From 0dfdbe53b7f0482aafaf305def04d034d6e979d1 Mon Sep 17 00:00:00 2001
From: Samuel Schlesinger <sgschlesinger@gmail.com>
Date: Fri, 17 Apr 2026 21:21:47 -0400
Subject: [PATCH 2/3] refactor(MachineLearning/PACLearning): mathlib-style
 polish
MIME-Version: 1.0
Content-Type: text/plain; charset=UTF-8
Content-Transfer-Encoding: 8bit

- Move all declarations under `Cslib.MachineLearning.PACLearning` to keep
  generic names like `error`, `optimalError` out of the parent namespace.
- Rename predicate-level `.mono` lemmas that flip implication direction
  against `⊆` to `.antitone_family` / `.antitone_C`
  (`IsPACLearnerFor`, `IsRPACLearnerFor`, `IsPACLearnable`, `IsRPACLearnable`).
  Keep `.mono_δ` / `.mono_ε` on the predicates and `_mono_family` / `_mono_C`
  on sample complexity, where the direction actually is monotone.
- Restore `Ω : Type*` on `IsRPACLearnerFor` so the randomness space is
  universe-polymorphic; downstream `IsRPACLearnerFor.*` theorems thread
  the universe via the `.{_, _, u}` pattern. `IsRPACLearnable` and
  `rsampleComplexity` pin `u := 0` (documented).
- Wrap the `Binary` subsection in `section Binary` with a local
  `variable {α : Type*} [MeasurableSpace α]`.
- Simplify `optimalError` monotonicity in `IsPACLearnerFor.antitone_C`
  via `iInf_le_iInf_of_subset`.
- Add convenience variants on `IsPACLearnable` / `IsRPACLearnable` that
  discharge the `∃ m, IsPACLearnerFor m …` existence hypothesis from a
  learnability witness: `sampleComplexity_antitone_δ`, `_antitone_ε`,
  `_mono_family`, `_mono_C`, and the RPAC analogues.

Axioms remain standard (`propext`, `Classical.choice`, `Quot.sound`).
---
 Cslib/MachineLearning/PACLearning/Defs.lean | 336 +++++++++++++++++---
 1 file changed, 285 insertions(+), 51 deletions(-)

Record list:
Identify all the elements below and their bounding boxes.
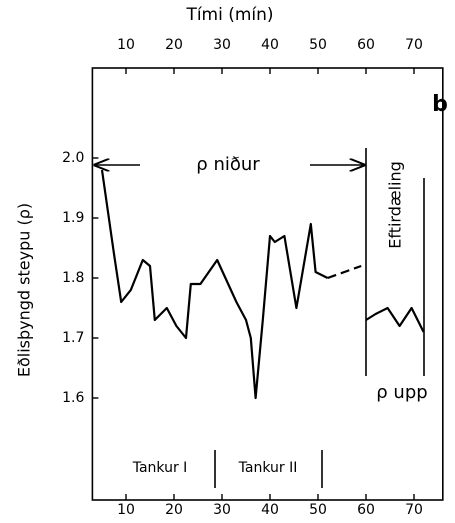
plot-frame — [91, 67, 444, 501]
x-tick-label: 60 — [357, 37, 375, 53]
x-tick-label: 50 — [309, 502, 327, 518]
x-tick-label: 60 — [357, 502, 375, 518]
x-tick-label: 40 — [261, 502, 279, 518]
annotation: ρ upp — [376, 382, 427, 403]
x-tick-label: 70 — [405, 502, 423, 518]
x-tick-label: 10 — [117, 37, 135, 53]
annotation: Tankur I — [132, 460, 188, 476]
data-line — [327, 264, 362, 280]
x-tick-label: 20 — [165, 37, 183, 53]
y-tick-label: 2.0 — [62, 150, 84, 166]
x-tick-label: 40 — [261, 37, 279, 53]
y-tick-label: 1.6 — [62, 390, 84, 406]
annotation: ρ niður — [196, 154, 260, 175]
x-tick-label: 30 — [213, 502, 231, 518]
x-tick-label: 10 — [117, 502, 135, 518]
data-line — [100, 169, 329, 400]
x-tick-label: 50 — [309, 37, 327, 53]
data-line — [365, 306, 425, 333]
annotation: Eftirdæling — [386, 161, 405, 249]
chart-title: Tími (mín) — [185, 5, 273, 25]
y-axis-label: Eðlisþyngd steypu (ρ) — [15, 203, 34, 377]
y-tick-label: 1.8 — [62, 270, 84, 286]
x-tick-label: 70 — [405, 37, 423, 53]
annotation: Tankur II — [238, 460, 298, 476]
x-tick-label: 30 — [213, 37, 231, 53]
y-tick-label: 1.7 — [62, 330, 84, 346]
x-tick-label: 20 — [165, 502, 183, 518]
panel-label: b — [432, 92, 448, 117]
y-tick-label: 1.9 — [62, 210, 84, 226]
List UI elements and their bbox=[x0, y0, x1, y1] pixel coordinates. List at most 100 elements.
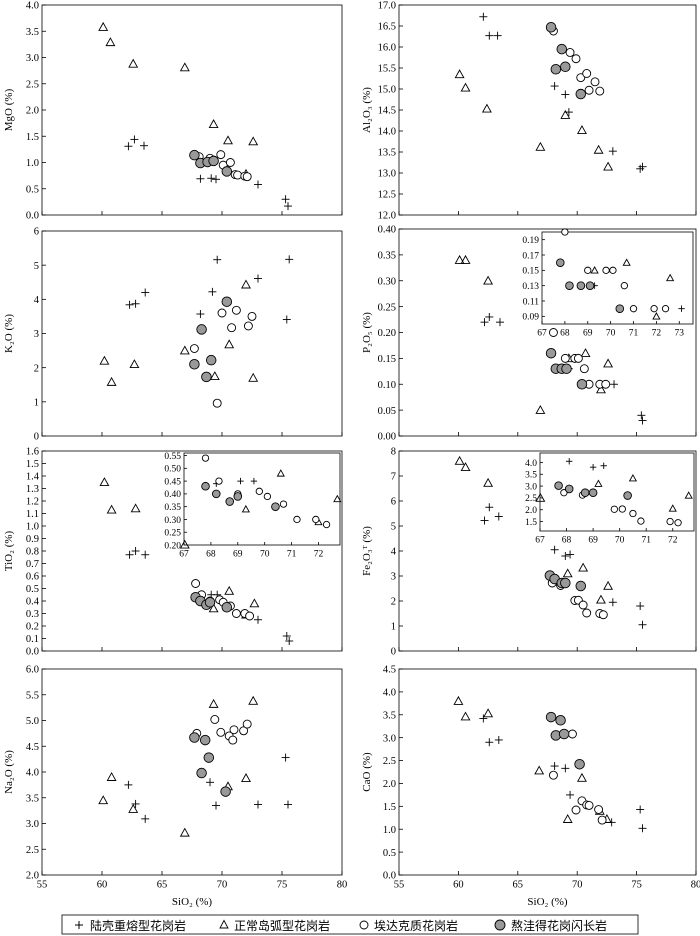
fe2o3t-inset-plus-point bbox=[589, 463, 597, 471]
na2o-x-tick-label: 80 bbox=[337, 880, 348, 891]
p2o5-data-points bbox=[454, 254, 647, 425]
p2o5-inset-y-tick-label: 0.17 bbox=[522, 251, 539, 261]
fe2o3t-y-tick-label: 5 bbox=[391, 522, 396, 533]
p2o5-inset-x-tick-label: 71 bbox=[629, 329, 639, 339]
legend-label-circle-filled: 熬洼得花岗闪长岩 bbox=[511, 918, 607, 933]
tio2-inset-y-tick-label: 0.35 bbox=[164, 503, 181, 513]
cao-circle-filled-point bbox=[558, 728, 570, 740]
p2o5-inset-triangle-point bbox=[590, 266, 599, 274]
legend-item-plus: 陆壳重熔型花岗岩 bbox=[75, 918, 186, 933]
tio2-plus-point bbox=[285, 637, 294, 645]
tio2-inset-triangle-point bbox=[333, 494, 342, 503]
k2o-triangle-point bbox=[241, 279, 251, 289]
p2o5-inset-data-points bbox=[556, 228, 685, 320]
cao-y-tick-label: 3.5 bbox=[383, 710, 396, 721]
k2o-triangle-point bbox=[224, 339, 235, 349]
mgo-y-tick-label: 4.0 bbox=[26, 1, 39, 12]
tio2-y-tick-label: 0.6 bbox=[26, 572, 39, 583]
k2o-plus-point bbox=[196, 310, 205, 319]
cao-triangle-point bbox=[483, 708, 494, 718]
p2o5-inset-y-tick-label: 0.19 bbox=[522, 236, 539, 246]
p2o5-circle-filled-point bbox=[576, 379, 588, 390]
k2o-y-tick-label: 0 bbox=[34, 432, 39, 443]
chart-panel-cao: 0.0 0.5 1.0 1.5 2.0 2.5 3.0 3.5 4.0 4.5 55 60 65 70 75… bbox=[361, 665, 700, 908]
tio2-inset-x-tick-label: 70 bbox=[260, 550, 270, 560]
p2o5-inset-x-tick-label: 70 bbox=[606, 329, 616, 339]
tio2-circle-open-point bbox=[231, 609, 241, 618]
chart-panel-mgo: 0.0 0.5 1.0 1.5 2.0 2.5 3.0 3.5 4.0 MgO (%) bbox=[3, 1, 343, 222]
na2o-circle-filled-point bbox=[199, 734, 211, 746]
p2o5-inset-x-tick-label: 72 bbox=[652, 329, 662, 339]
fe2o3t-inset-circle-open-point bbox=[674, 519, 682, 527]
fe2o3t-circle-open-point bbox=[598, 610, 608, 620]
fe2o3t-plus-point bbox=[550, 545, 559, 554]
tio2-triangle-point bbox=[249, 598, 260, 608]
tio2-inset-x-tick-label: 68 bbox=[206, 550, 216, 560]
k2o-circle-filled-point bbox=[221, 296, 233, 307]
k2o-triangle-point bbox=[99, 355, 110, 365]
mgo-circle-filled-point bbox=[221, 166, 233, 177]
tio2-inset-frame bbox=[183, 452, 341, 546]
k2o-frame bbox=[41, 230, 343, 437]
p2o5-y-tick-label: 0.00 bbox=[378, 432, 396, 443]
cao-y-tick-label: 1.0 bbox=[383, 825, 396, 836]
na2o-triangle-point bbox=[179, 827, 190, 837]
p2o5-inset-triangle-point bbox=[652, 312, 661, 320]
fe2o3t-triangle-point bbox=[454, 455, 465, 465]
k2o-triangle-point bbox=[129, 359, 140, 369]
al2o3-triangle-point bbox=[593, 144, 604, 154]
tio2-circle-filled-point bbox=[204, 597, 216, 608]
cao-plus-point bbox=[636, 805, 645, 814]
p2o5-triangle-point bbox=[460, 254, 471, 264]
p2o5-inset-circle-open-point bbox=[609, 266, 617, 274]
al2o3-plus-point bbox=[479, 12, 488, 21]
mgo-y-axis-label: MgO (%) bbox=[3, 88, 15, 131]
fe2o3t-plus-point bbox=[638, 620, 647, 629]
p2o5-inset: 0.09 0.11 0.13 0.15 0.17 0.19 67 68 69 70 71 72 73 bbox=[522, 228, 694, 339]
al2o3-circle-filled-point bbox=[545, 22, 557, 33]
al2o3-plus-point bbox=[638, 162, 647, 171]
cao-plus-point bbox=[494, 735, 503, 744]
tio2-plus-point bbox=[141, 550, 150, 559]
tio2-y-tick-label: 1.0 bbox=[26, 522, 39, 533]
legend-plus-marker bbox=[75, 921, 83, 929]
p2o5-inset-y-tick-label: 0.13 bbox=[522, 282, 539, 292]
tio2-inset-circle-filled-point bbox=[201, 481, 210, 491]
al2o3-circle-open-point bbox=[565, 48, 575, 57]
p2o5-y-tick-label: 0.05 bbox=[378, 406, 396, 417]
fe2o3t-inset-frame bbox=[539, 452, 695, 532]
tio2-inset-y-tick-label: 0.25 bbox=[164, 529, 181, 539]
fe2o3t-inset-triangle-point bbox=[628, 474, 638, 482]
fe2o3t-inset-circle-filled-point bbox=[588, 488, 598, 497]
cao-frame bbox=[398, 668, 697, 876]
k2o-y-tick-label: 6 bbox=[34, 227, 39, 238]
cao-plus-point bbox=[638, 824, 647, 833]
fe2o3t-triangle-point bbox=[578, 562, 589, 572]
na2o-y-tick-label: 3.0 bbox=[26, 819, 39, 830]
na2o-triangle-point bbox=[248, 695, 259, 705]
fe2o3t-inset-y-tick-label: 2.0 bbox=[525, 506, 537, 516]
al2o3-circle-filled-point bbox=[575, 88, 587, 100]
p2o5-y-tick-label: 0.25 bbox=[378, 302, 396, 313]
fe2o3t-y-tick-label: 0 bbox=[391, 647, 396, 658]
fe2o3t-inset-plus-point bbox=[600, 462, 607, 469]
fe2o3t-inset-y-tick-label: 2.5 bbox=[525, 494, 537, 504]
legend-label-circle-open: 埃达克质花岗岩 bbox=[374, 918, 458, 933]
cao-x-tick-label: 80 bbox=[691, 880, 700, 891]
tio2-circle-open-point bbox=[191, 579, 201, 588]
cao-y-tick-label: 4.0 bbox=[383, 688, 396, 699]
tio2-y-tick-label: 0.9 bbox=[26, 534, 39, 545]
mgo-triangle-point bbox=[128, 58, 139, 68]
k2o-plus-point bbox=[282, 315, 291, 324]
fe2o3t-inset-circle-open-point bbox=[666, 517, 674, 526]
k2o-triangle-point bbox=[106, 376, 117, 386]
na2o-circle-open-point bbox=[229, 725, 239, 735]
cao-y-tick-label: 2.5 bbox=[383, 756, 396, 767]
fe2o3t-plus-point bbox=[608, 598, 617, 607]
mgo-triangle-point bbox=[105, 37, 116, 47]
p2o5-circle-open-point bbox=[560, 353, 570, 363]
cao-triangle-point bbox=[453, 695, 464, 705]
al2o3-frame bbox=[398, 4, 697, 216]
tio2-inset-circle-filled-point bbox=[211, 489, 221, 499]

Written instruction:
Continue the PACLearning refactor patch from the point where it stops.

Task response:
diff --git a/Cslib/MachineLearning/PACLearning/Defs.lean b/Cslib/MachineLearning/PACLearning/Defs.lean
index 28a1eef87..81eeedf65 100644
--- a/Cslib/MachineLearning/PACLearning/Defs.lean
+++ b/Cslib/MachineLearning/PACLearning/Defs.lean
@@ -39,6 +39,9 @@ The accuracy and confidence parameters `ε` and `δ` are elements of the subtype
 `Set.Ioo (0 : ℝ≥0) 1`, which bundles the value together with the proof that it
 lies in the open interval `(0, 1)`, ensuring the learning condition is non-vacuous.
 
+All declarations live under the `Cslib.MachineLearning.PACLearning` namespace so that
+generic names like `error` and `optimalError` do not pollute the parent namespace.
+
 ## Main definitions
 
 - `ConceptClass`: a set of functions `α → β` (classifiers).
@@ -47,11 +50,16 @@ lies in the open interval `(0, 1)`, ensuring the learning condition is non-vacuo
 - `error`: the 0-1 error of a hypothesis under a joint distribution.
 - `optimalError`: the infimum of `error` over a concept class.
 - `IsPACLearnerFor`: deterministic `(ε, δ)`-PAC learner over a distribution family.
-- `IsRPACLearnerFor`: randomized variant of `IsPACLearnerFor`.
+- `IsRPACLearnerFor`: randomized variant of `IsPACLearnerFor`. Universe-polymorphic in the
+  randomness space `Ω : Type*`.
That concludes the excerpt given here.